Ketentuan Tugas:
Susunlah seluruh baris catatan di bawah ini sebagai daftar JSON berisi string, dengan satu string untuk setiap baris dan tanpa baris kosong.

── Bahan Latihan ──

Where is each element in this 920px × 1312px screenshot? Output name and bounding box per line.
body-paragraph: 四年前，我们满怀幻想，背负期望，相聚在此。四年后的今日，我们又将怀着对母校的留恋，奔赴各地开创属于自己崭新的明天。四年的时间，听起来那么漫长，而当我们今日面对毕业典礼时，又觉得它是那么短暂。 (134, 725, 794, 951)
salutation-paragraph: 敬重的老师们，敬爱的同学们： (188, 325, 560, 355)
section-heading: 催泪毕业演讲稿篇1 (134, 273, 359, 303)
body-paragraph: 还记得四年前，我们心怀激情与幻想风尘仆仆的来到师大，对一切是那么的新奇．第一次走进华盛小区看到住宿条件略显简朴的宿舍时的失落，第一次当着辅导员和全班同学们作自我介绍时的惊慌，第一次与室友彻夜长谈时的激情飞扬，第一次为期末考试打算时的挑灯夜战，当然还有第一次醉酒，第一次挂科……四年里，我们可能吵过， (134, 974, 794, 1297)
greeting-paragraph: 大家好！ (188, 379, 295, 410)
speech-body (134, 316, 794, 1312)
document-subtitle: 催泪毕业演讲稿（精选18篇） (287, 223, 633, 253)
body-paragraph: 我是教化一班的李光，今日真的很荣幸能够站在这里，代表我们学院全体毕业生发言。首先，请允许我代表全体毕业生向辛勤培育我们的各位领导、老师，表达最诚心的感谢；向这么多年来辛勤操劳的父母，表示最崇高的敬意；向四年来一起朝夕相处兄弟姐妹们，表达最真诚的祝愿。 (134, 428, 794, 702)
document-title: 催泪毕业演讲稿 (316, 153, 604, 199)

───

Hasil yang Benar:
[
  "Where is each element in this 920px × 1312px screenshot? Output name and bounding box per line.",
  "body-paragraph: 四年前，我们满怀幻想，背负期望，相聚在此。四年后的今日，我们又将怀着对母校的留恋，奔赴各地开创属于自己崭新的明天。四年的时间，听起来那么漫长，而当我们今日面对毕业典礼时，又觉得它是那么短暂。 (134, 725, 794, 951)",
  "salutation-paragraph: 敬重的老师们，敬爱的同学们： (188, 325, 560, 355)",
  "section-heading: 催泪毕业演讲稿篇1 (134, 273, 359, 303)",
  "body-paragraph: 还记得四年前，我们心怀激情与幻想风尘仆仆的来到师大，对一切是那么的新奇．第一次走进华盛小区看到住宿条件略显简朴的宿舍时的失落，第一次当着辅导员和全班同学们作自我介绍时的惊慌，第一次与室友彻夜长谈时的激情飞扬，第一次为期末考试打算时的挑灯夜战，当然还有第一次醉酒，第一次挂科……四年里，我们可能吵过， (134, 974, 794, 1297)",
  "greeting-paragraph: 大家好！ (188, 379, 295, 410)",
  "speech-body (134, 316, 794, 1312)",
  "document-subtitle: 催泪毕业演讲稿（精选18篇） (287, 223, 633, 253)",
  "body-paragraph: 我是教化一班的李光，今日真的很荣幸能够站在这里，代表我们学院全体毕业生发言。首先，请允许我代表全体毕业生向辛勤培育我们的各位领导、老师，表达最诚心的感谢；向这么多年来辛勤操劳的父母，表示最崇高的敬意；向四年来一起朝夕相处兄弟姐妹们，表达最真诚的祝愿。 (134, 428, 794, 702)",
  "document-title: 催泪毕业演讲稿 (316, 153, 604, 199)"
]